Exercise requirements:
Lines containing the word "Santa" should be extracted in full.

# Supplied entries start

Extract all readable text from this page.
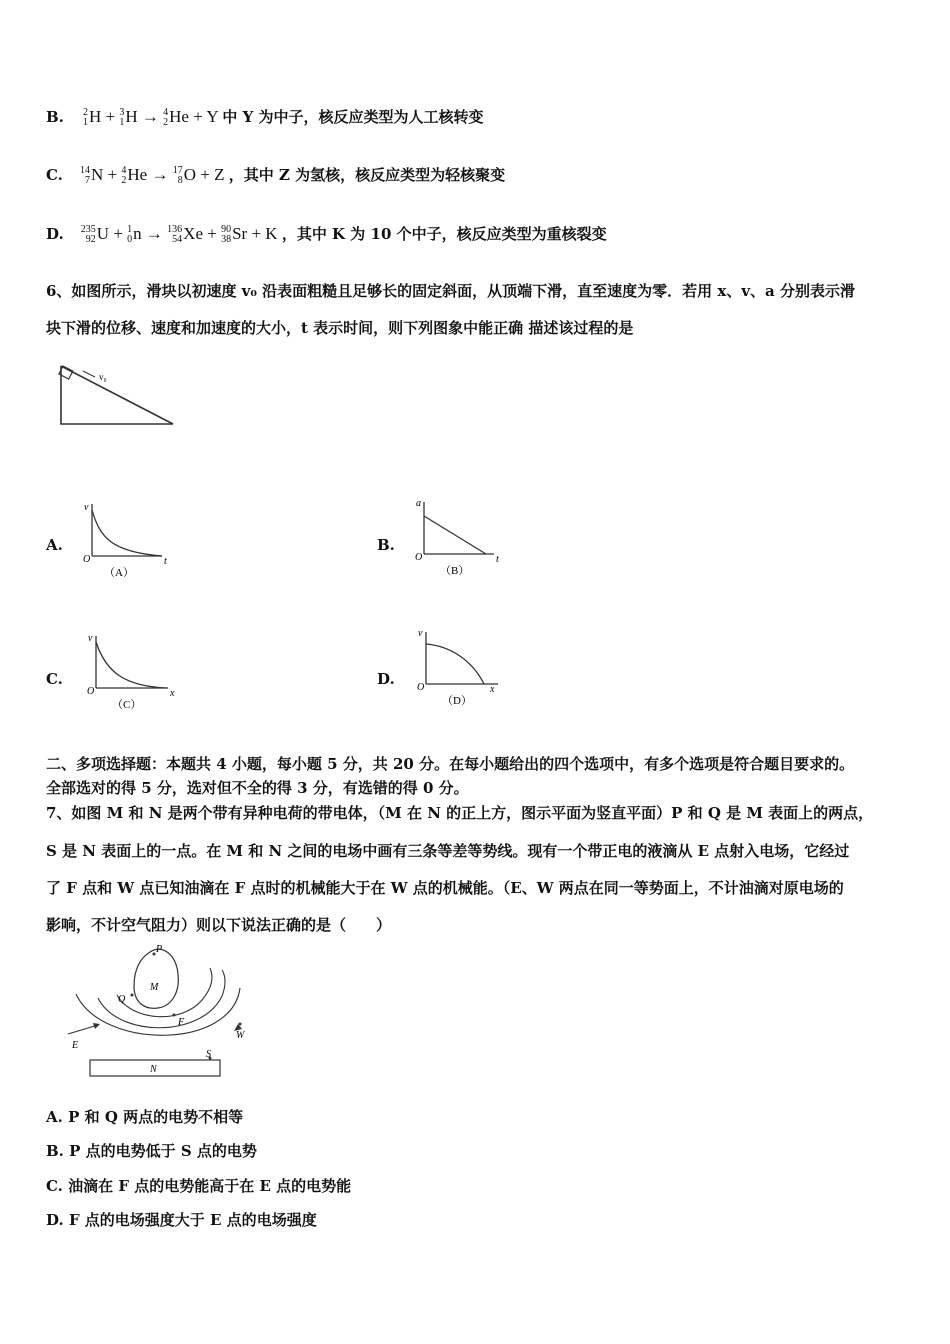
B. 2
1 H + 3
1 H → 4
2 He + Y 中 Y 为中子，核反应类型为人工核转变
C. 14
7 N + 4
2 He → 17
8 O + Z ，其中 Z 为氢核，核反应类型为轻核聚变
D. 235
92 U + 1
0 n → 136
54 Xe + 90
38 Sr + K ，其中 K 为 10 个中子，核反应类型为重核裂变
6、如图所示，滑块以初速度 v₀ 沿表面粗糙且足够长的固定斜面，从顶端下滑，直至速度为零．若用 x、v、a 分别表示滑
块下滑的位移、速度和加速度的大小，t 表示时间，则下列图象中能正确 描述该过程的是
v₀
A.
v
t
O
（A）
B.
a
t
O
（B）
C.
v
x
O
（C）
D.
v
x
O
（D）
二、多项选择题：本题共 4 小题，每小题 5 分，共 20 分。在每小题给出的四个选项中，有多个选项是符合题目要求的。
全部选对的得 5 分，选对但不全的得 3 分，有选错的得 0 分。
7、如图 M 和 N 是两个带有异种电荷的带电体，（M 在 N 的正上方，图示平面为竖直平面）P 和 Q 是 M 表面上的两点，
S 是 N 表面上的一点。在 M 和 N 之间的电场中画有三条等差等势线。现有一个带正电的液滴从 E 点射入电场，它经过
了 F 点和 W 点已知油滴在 F 点时的机械能大于在 W 点的机械能。（E、W 两点在同一等势面上，不计油滴对原电场的
影响，不计空气阻力）则以下说法正确的是（　　）
P
M
Q
F
W
E
S
N
A. P 和 Q 两点的电势不相等
B. P 点的电势低于 S 点的电势
C. 油滴在 F 点的电势能高于在 E 点的电势能
D. F 点的电场强度大于 E 点的电场强度
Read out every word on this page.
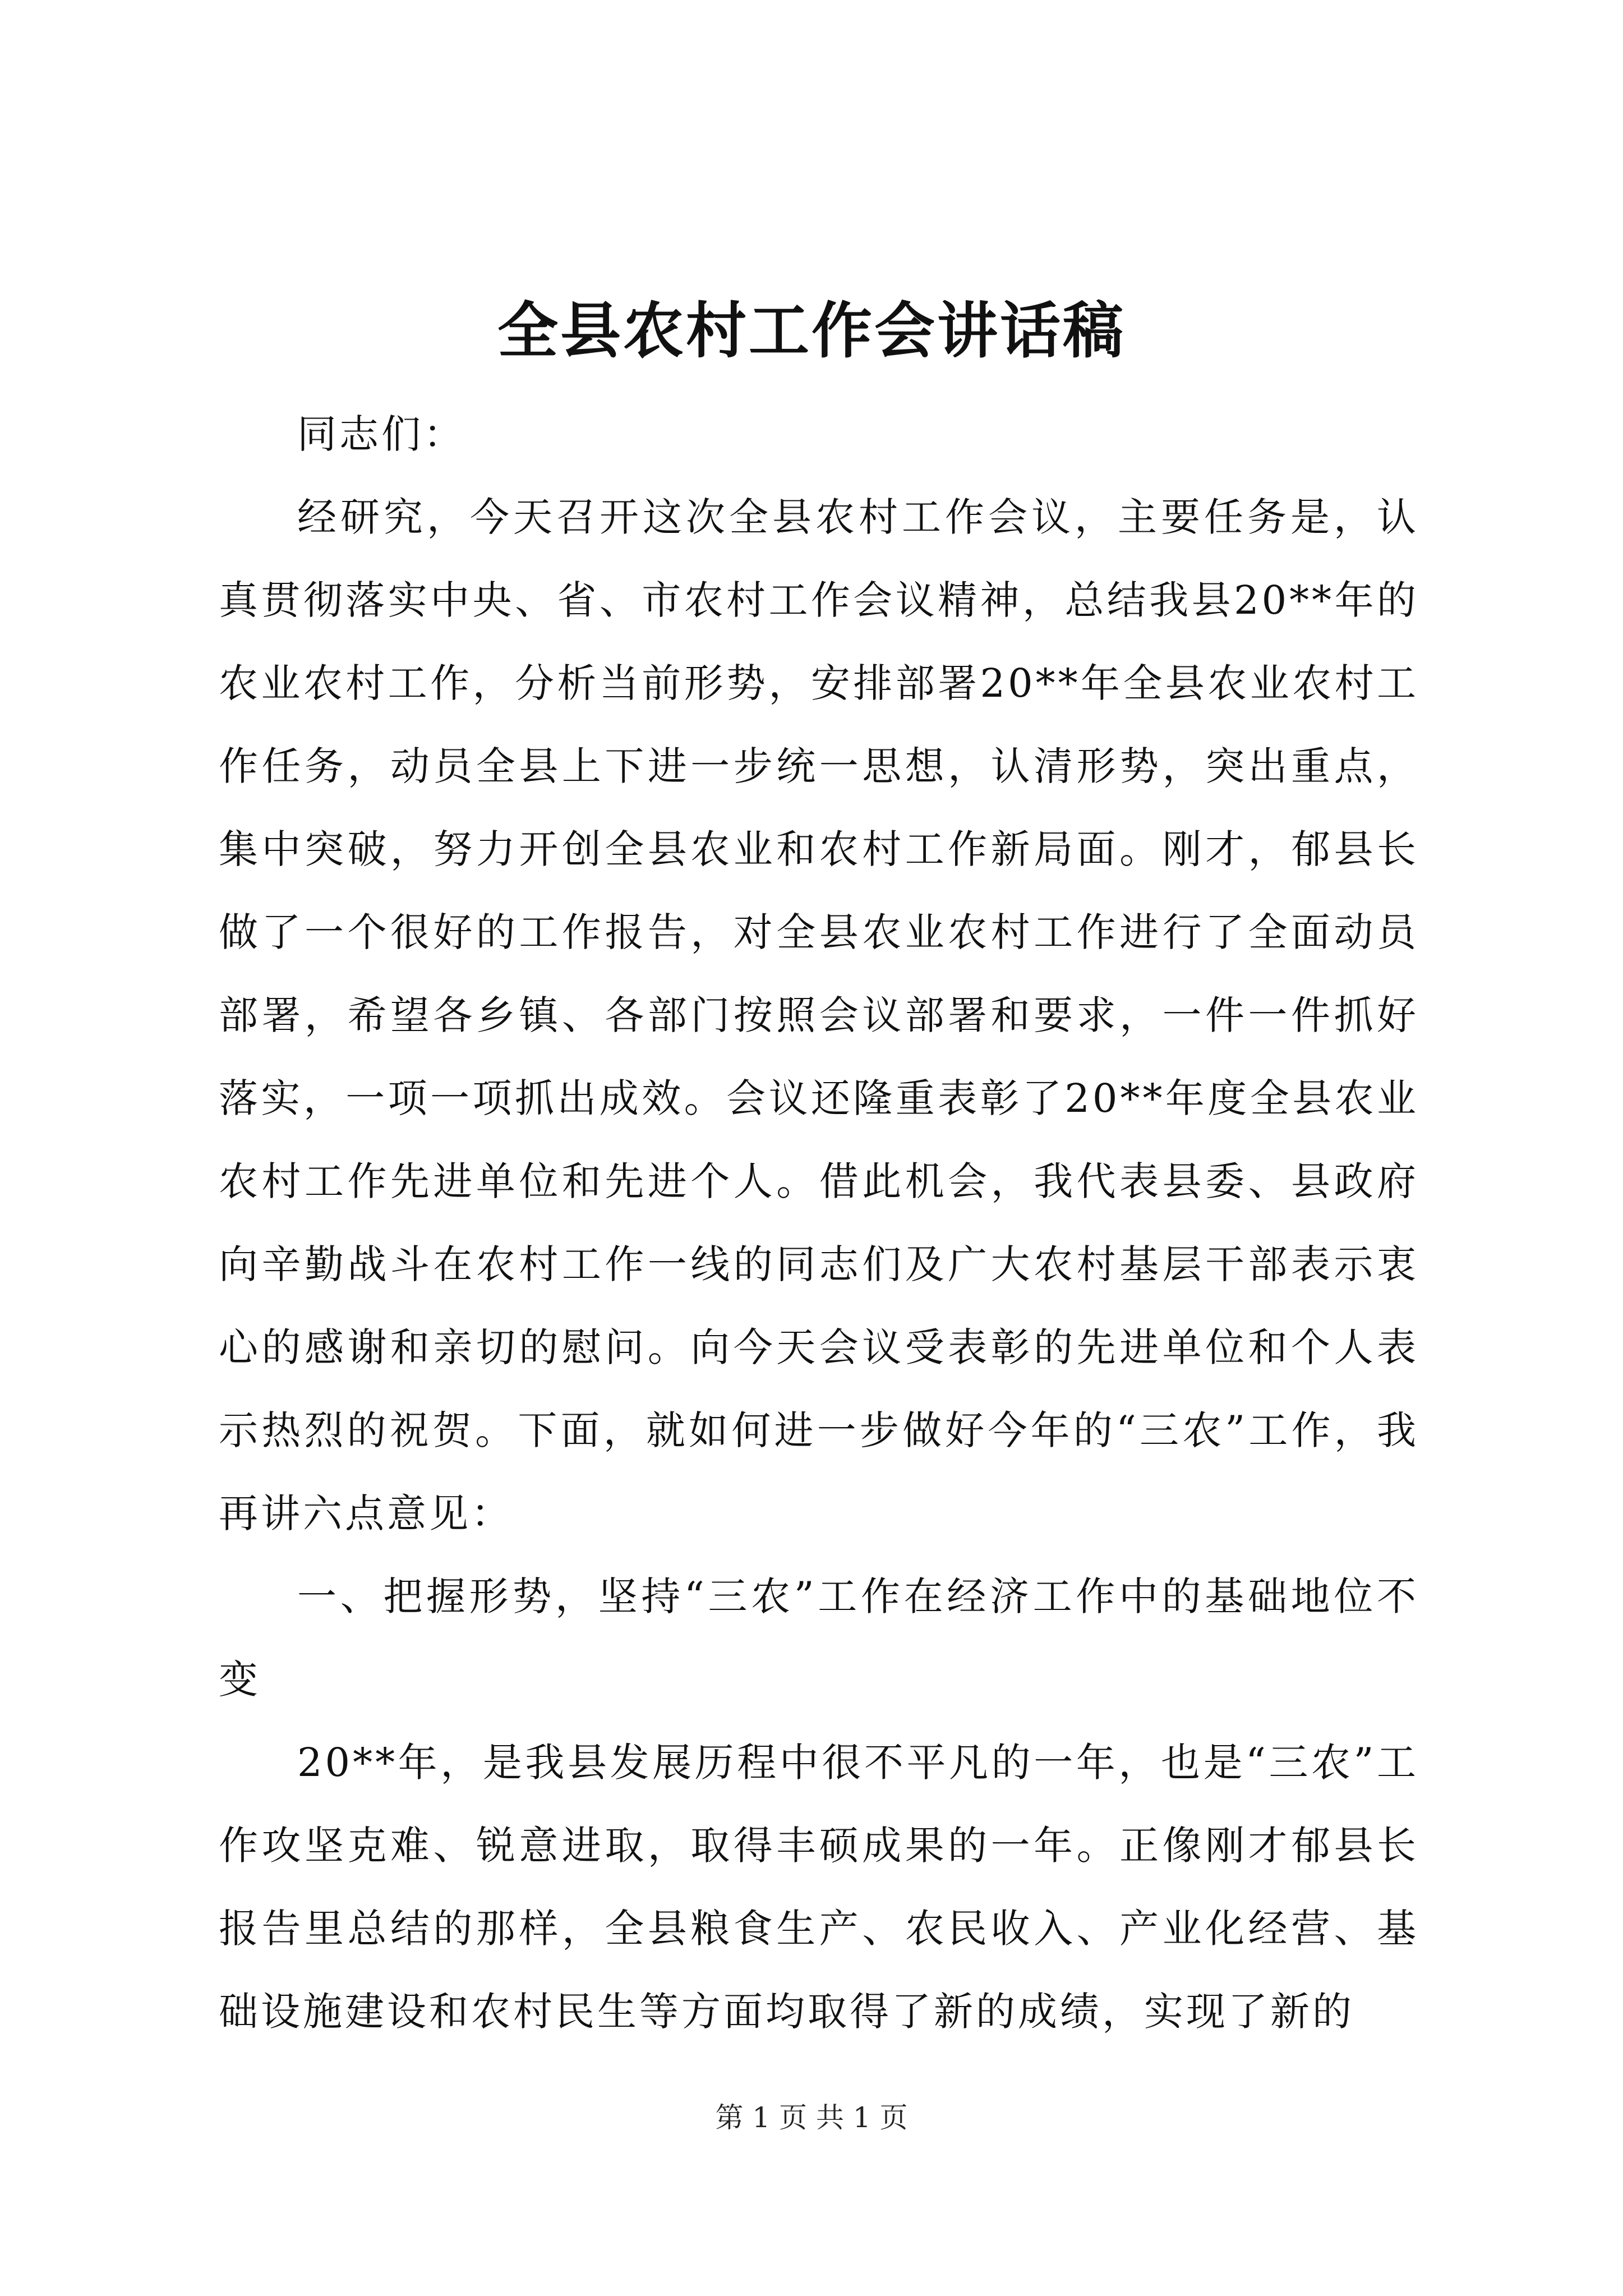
全县农村工作会讲话稿

同志们：

经研究，今天召开这次全县农村工作会议，主要任务是，认真贯彻落实中央、省、市农村工作会议精神，总结我县20**年的农业农村工作，分析当前形势，安排部署20**年全县农业农村工作任务，动员全县上下进一步统一思想，认清形势，突出重点，集中突破，努力开创全县农业和农村工作新局面。刚才，郁县长做了一个很好的工作报告，对全县农业农村工作进行了全面动员部署，希望各乡镇、各部门按照会议部署和要求，一件一件抓好落实，一项一项抓出成效。会议还隆重表彰了20**年度全县农业农村工作先进单位和先进个人。借此机会，我代表县委、县政府向辛勤战斗在农村工作一线的同志们及广大农村基层干部表示衷心的感谢和亲切的慰问。向今天会议受表彰的先进单位和个人表示热烈的祝贺。下面，就如何进一步做好今年的“三农”工作，我再讲六点意见：

一、把握形势，坚持“三农”工作在经济工作中的基础地位不变

20**年，是我县发展历程中很不平凡的一年，也是“三农”工作攻坚克难、锐意进取，取得丰硕成果的一年。正像刚才郁县长报告里总结的那样，全县粮食生产、农民收入、产业化经营、基础设施建设和农村民生等方面均取得了新的成绩，实现了新的

第 1 页 共 1 页
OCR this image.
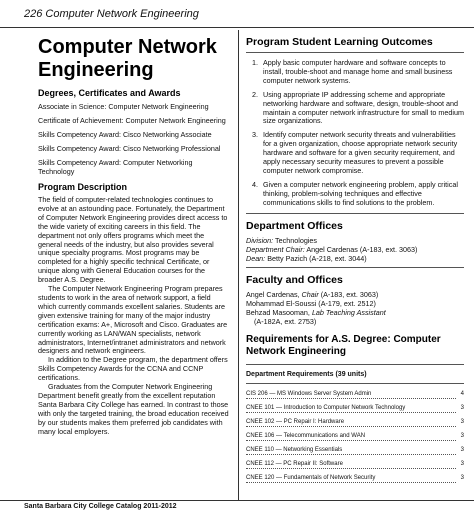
226 Computer Network Engineering
Computer Network Engineering
Degrees, Certificates and Awards
Associate in Science: Computer Network Engineering
Certificate of Achievement: Computer Network Engineering
Skills Competency Award: Cisco Networking Associate
Skills Competency Award: Cisco Networking Professional
Skills Competency Award: Computer Networking Technology
Program Description

The field of computer-related technologies continues to evolve at an astounding pace. Fortunately, the Department of Computer Network Engineering provides direct access to the wide variety of exciting careers in this field. The department not only offers programs which meet the general needs of the industry, but also provides several unique specialty programs. Most programs may be completed for a highly specific technical Certificate, or unique along with General Education courses for the broader A.S. Degree.

The Computer Network Engineering Program prepares students to work in the area of network support, a field which currently commands excellent salaries. Students are given extensive training for many of the major industry certification exams: A+, Microsoft and Cisco. Graduates are currently working as LAN/WAN specialists, network administrators, Internet/intranet administrators and network designers and network engineers.

In addition to the Degree program, the department offers Skills Competency Awards for the CCNA and CCNP certifications.

Graduates from the Computer Network Engineering Department benefit greatly from the excellent reputation Santa Barbara City College has earned. In contrast to those with only the targeted training, the broad education received by our students makes them preferred job candidates with many local employers.

Program Student Learning Outcomes
1. Apply basic computer hardware and software concepts to install, trouble-shoot and manage home and small business computer network systems.
2. Using appropriate IP addressing scheme and appropriate networking hardware and software, design, trouble-shoot and maintain a computer network infrastructure for small to medium size organizations.
3. Identify computer network security threats and vulnerabilities for a given organization, choose appropriate network security hardware and software for a given security requirement, and apply necessary security measures to prevent a possible computer network compromise.
4. Given a computer network engineering problem, apply critical thinking, problem-solving techniques and effective communications skills to find solutions to the problem.
Department Offices
Division: Technologies
Department Chair: Angel Cardenas (A-183, ext. 3063)
Dean: Betty Pazich (A-218, ext. 3044)
Faculty and Offices
Angel Cardenas, Chair (A-183, ext. 3063)
Mohammad El-Soussi (A-179, ext. 2512)
Behzad Masooman, Lab Teaching Assistant
(A-182A, ext. 2753)
Requirements for A.S. Degree: Computer Network Engineering
Department Requirements (39 units)
CIS 206 — MS Windows Server System Admin	4
CNEE 101 — Introduction to Computer Network Technology	3
CNEE 102 — PC Repair I: Hardware	3
CNEE 106 — Telecommunications and WAN	3
CNEE 110 — Networking Essentials	3
CNEE 112 — PC Repair II: Software	3
CNEE 120 — Fundamentals of Network Security	3
Santa Barbara City College Catalog 2011-2012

# Supplied entries end

Output of the task:
Graduates from the Computer Network Engineering Department benefit greatly from the excellent reputation Santa Barbara City College has earned. In contrast to those with only the targeted training, the broad education received by our students makes them preferred job candidates with many local employers.
Santa Barbara City College Catalog 2011-2012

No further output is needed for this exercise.